EXERCISE BRIEF:
Word for word, quote all of the material, omitting the pictures.

GIVEN RECORDS:
::::

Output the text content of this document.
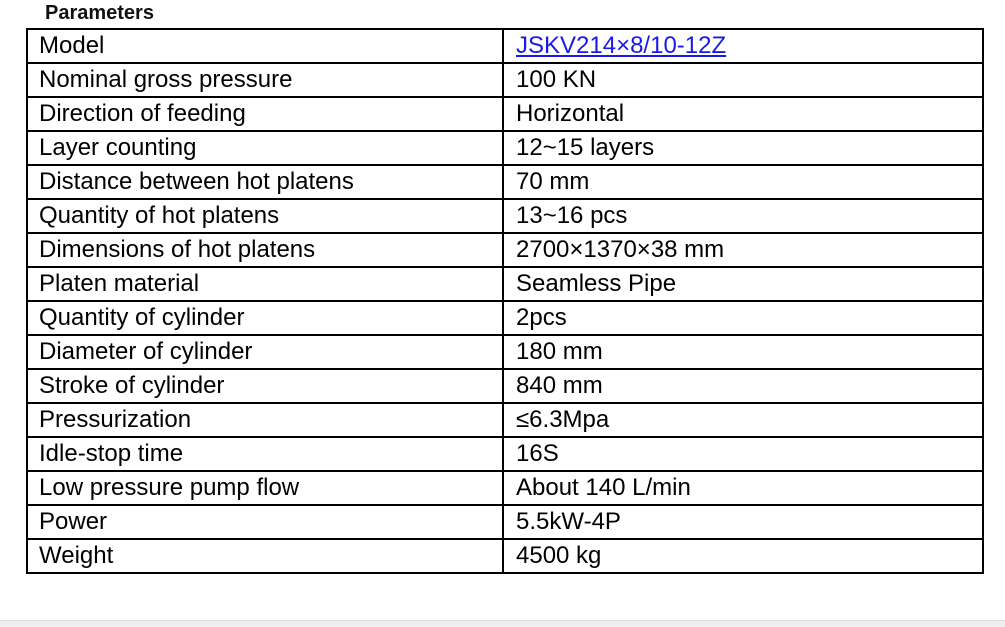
Parameters
Model	JSKV214×8/10-12Z
Nominal gross pressure	100 KN
Direction of feeding	Horizontal
Layer counting	12~15 layers
Distance between hot platens	70 mm
Quantity of hot platens	13~16 pcs
Dimensions of hot platens	2700×1370×38 mm
Platen material	Seamless Pipe
Quantity of cylinder	2pcs
Diameter of cylinder	180 mm
Stroke of cylinder	840 mm
Pressurization	≤6.3Mpa
Idle-stop time	16S
Low pressure pump flow	About 140 L/min
Power	5.5kW-4P
Weight	4500 kg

::::

TASK OUTPUT:
Output the text content of this document.
Parameters
Model	JSKV214×8/10-12Z
Nominal gross pressure	100 KN
Direction of feeding	Horizontal
Layer counting	12~15 layers
Distance between hot platens	70 mm
Quantity of hot platens	13~16 pcs
Dimensions of hot platens	2700×1370×38 mm
Platen material	Seamless Pipe
Quantity of cylinder	2pcs
Diameter of cylinder	180 mm
Stroke of cylinder	840 mm
Pressurization	≤6.3Mpa
Idle-stop time	16S
Low pressure pump flow	About 140 L/min
Power	5.5kW-4P
Weight	4500 kg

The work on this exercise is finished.